#### [What to work on]
Identify each line in the records below that contains the word "System", and copy it.

#### [Source records]
──────────────────────────────
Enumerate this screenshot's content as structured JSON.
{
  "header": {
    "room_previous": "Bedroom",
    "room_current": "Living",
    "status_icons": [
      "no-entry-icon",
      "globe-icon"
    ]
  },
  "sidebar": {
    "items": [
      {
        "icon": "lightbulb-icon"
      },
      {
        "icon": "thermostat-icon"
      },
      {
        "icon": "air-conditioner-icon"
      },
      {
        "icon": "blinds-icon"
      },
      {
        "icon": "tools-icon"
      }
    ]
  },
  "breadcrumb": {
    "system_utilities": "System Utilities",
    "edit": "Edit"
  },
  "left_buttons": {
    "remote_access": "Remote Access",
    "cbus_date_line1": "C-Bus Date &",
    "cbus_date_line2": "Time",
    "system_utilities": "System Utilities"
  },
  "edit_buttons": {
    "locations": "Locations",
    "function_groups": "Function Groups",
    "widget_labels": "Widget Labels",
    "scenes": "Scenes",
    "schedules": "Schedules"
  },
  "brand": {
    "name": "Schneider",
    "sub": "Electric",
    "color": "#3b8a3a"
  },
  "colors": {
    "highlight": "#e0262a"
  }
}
──────────────────────────────
#### [Task response]
    "system_utilities": "System Utilities",
    "system_utilities": "System Utilities"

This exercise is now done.